Task goal: Write out the listing below without alteration, omitting its pictures.

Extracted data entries

+++

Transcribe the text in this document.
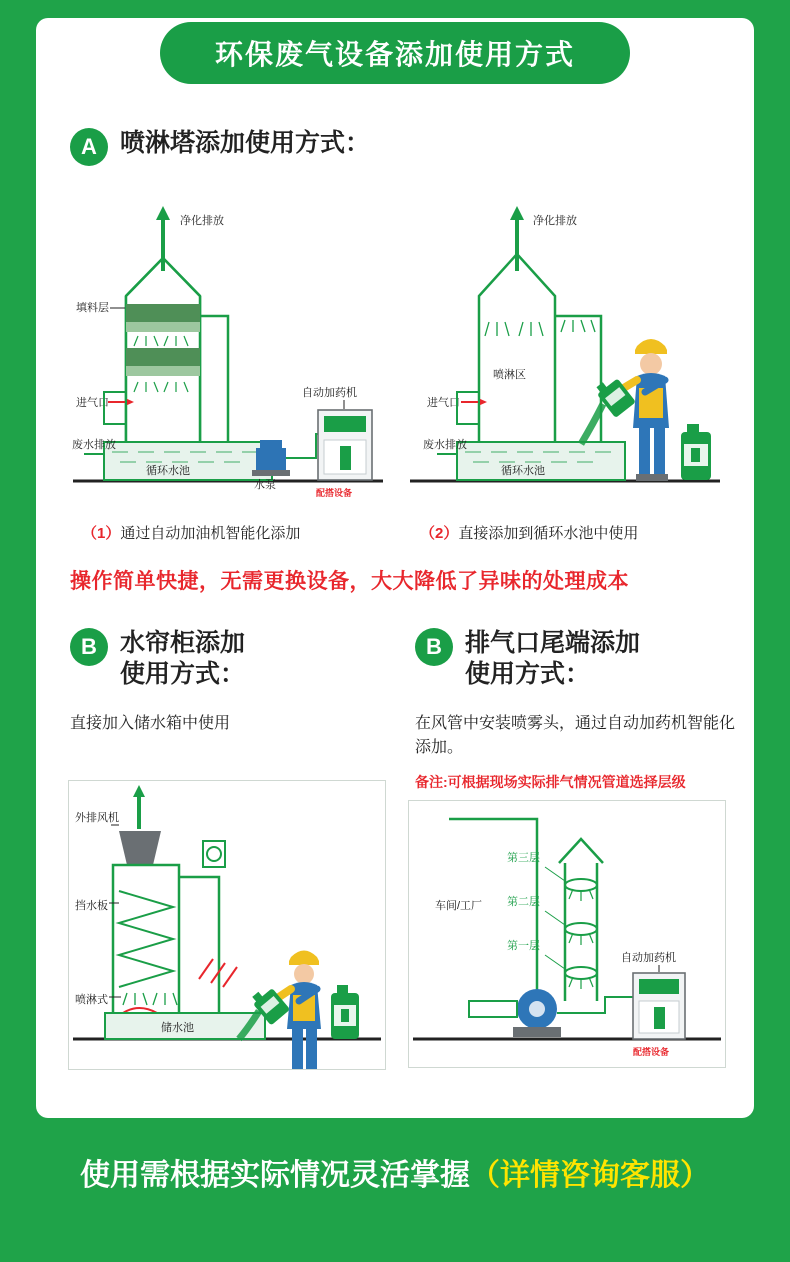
环保废气设备添加使用方式
A 喷淋塔添加使用方式：
净化排放
填料层
循环水池
进气口
废水排放
水泵
自动加药机
配搭设备
净化排放
喷淋区
循环水池
进气口
废水排放
（1）通过自动加油机智能化添加	（2）直接添加到循环水池中使用
操作简单快捷，无需更换设备，大大降低了异味的处理成本
B 水帘柜添加
使用方式：
B 排气口尾端添加
使用方式：
直接加入储水箱中使用	在风管中安装喷雾头，通过自动加药机智能化添加。
备注:可根据现场实际排气情况管道选择层级
外排风机
挡水板
喷淋式
储水池
车间/工厂
第三层
第二层
第一层
自动加药机
配搭设备
使用需根据实际情况灵活掌握（详情咨询客服）
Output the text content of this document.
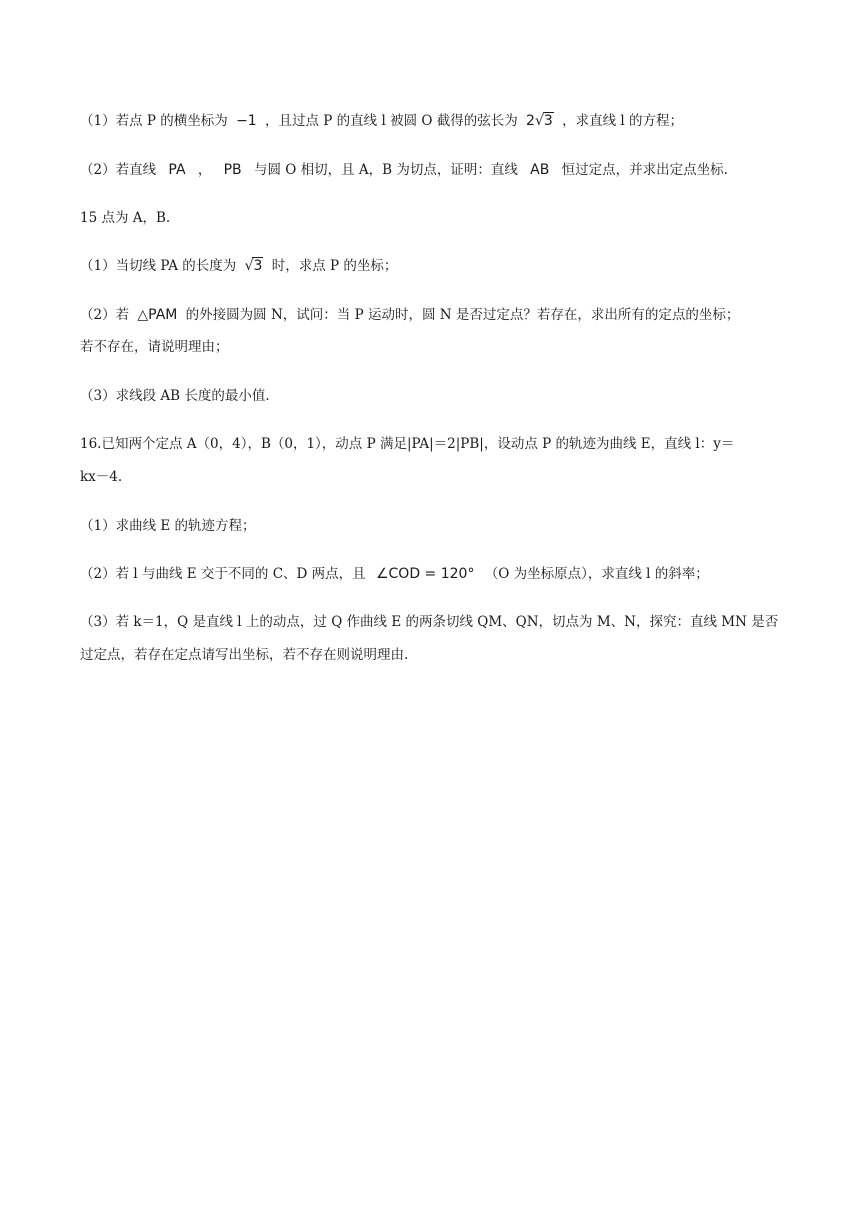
（1）若点 P 的横坐标为 −1 ，且过点 P 的直线 l 被圆 O 截得的弦长为 2√3 ，求直线 l 的方程；
（2）若直线 PA ， PB 与圆 O 相切，且 A，B 为切点，证明：直线 AB 恒过定点，并求出定点坐标.
15 点为 A，B.
（1）当切线 PA 的长度为 √3 时，求点 P 的坐标；
（2）若 △PAM 的外接圆为圆 N，试问：当 P 运动时，圆 N 是否过定点？若存在，求出所有的定点的坐标；
若不存在，请说明理由；
（3）求线段 AB 长度的最小值.
16.已知两个定点 A（0，4），B（0，1），动点 P 满足|PA|＝2|PB|，设动点 P 的轨迹为曲线 E，直线 l：y＝
kx－4.
（1）求曲线 E 的轨迹方程；
（2）若 l 与曲线 E 交于不同的 C、D 两点，且 ∠COD = 120° （O 为坐标原点），求直线 l 的斜率；
（3）若 k＝1，Q 是直线 l 上的动点，过 Q 作曲线 E 的两条切线 QM、QN，切点为 M、N，探究：直线 MN 是否
过定点，若存在定点请写出坐标，若不存在则说明理由.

+++

Written answer:
Transcribe the text in this document.
环保废气设备添加使用方式
A 喷淋塔添加使用方式：
净化排放
填料层
循环水池
进气口
废水排放
水泵
自动加药机
配搭设备
净化排放
喷淋区
循环水池
进气口
废水排放
（1）通过自动加油机智能化添加	（2）直接添加到循环水池中使用
操作简单快捷，无需更换设备，大大降低了异味的处理成本
B 水帘柜添加
使用方式：
B 排气口尾端添加
使用方式：
直接加入储水箱中使用	在风管中安装喷雾头，通过自动加药机智能化添加。
备注:可根据现场实际排气情况管道选择层级
外排风机
挡水板
喷淋式
储水池
车间/工厂
第三层
第二层
第一层
自动加药机
配搭设备
使用需根据实际情况灵活掌握（详情咨询客服）
Output the text content of this document.
（1）若点 P 的横坐标为 −1 ，且过点 P 的直线 l 被圆 O 截得的弦长为 2√3 ，求直线 l 的方程；
（2）若直线 PA ， PB 与圆 O 相切，且 A，B 为切点，证明：直线 AB 恒过定点，并求出定点坐标.
15 点为 A，B.
（1）当切线 PA 的长度为 √3 时，求点 P 的坐标；
（2）若 △PAM 的外接圆为圆 N，试问：当 P 运动时，圆 N 是否过定点？若存在，求出所有的定点的坐标；
若不存在，请说明理由；
（3）求线段 AB 长度的最小值.
16.已知两个定点 A（0，4），B（0，1），动点 P 满足|PA|＝2|PB|，设动点 P 的轨迹为曲线 E，直线 l：y＝
kx－4.
（1）求曲线 E 的轨迹方程；
（2）若 l 与曲线 E 交于不同的 C、D 两点，且 ∠COD = 120° （O 为坐标原点），求直线 l 的斜率；
（3）若 k＝1，Q 是直线 l 上的动点，过 Q 作曲线 E 的两条切线 QM、QN，切点为 M、N，探究：直线 MN 是否
过定点，若存在定点请写出坐标，若不存在则说明理由.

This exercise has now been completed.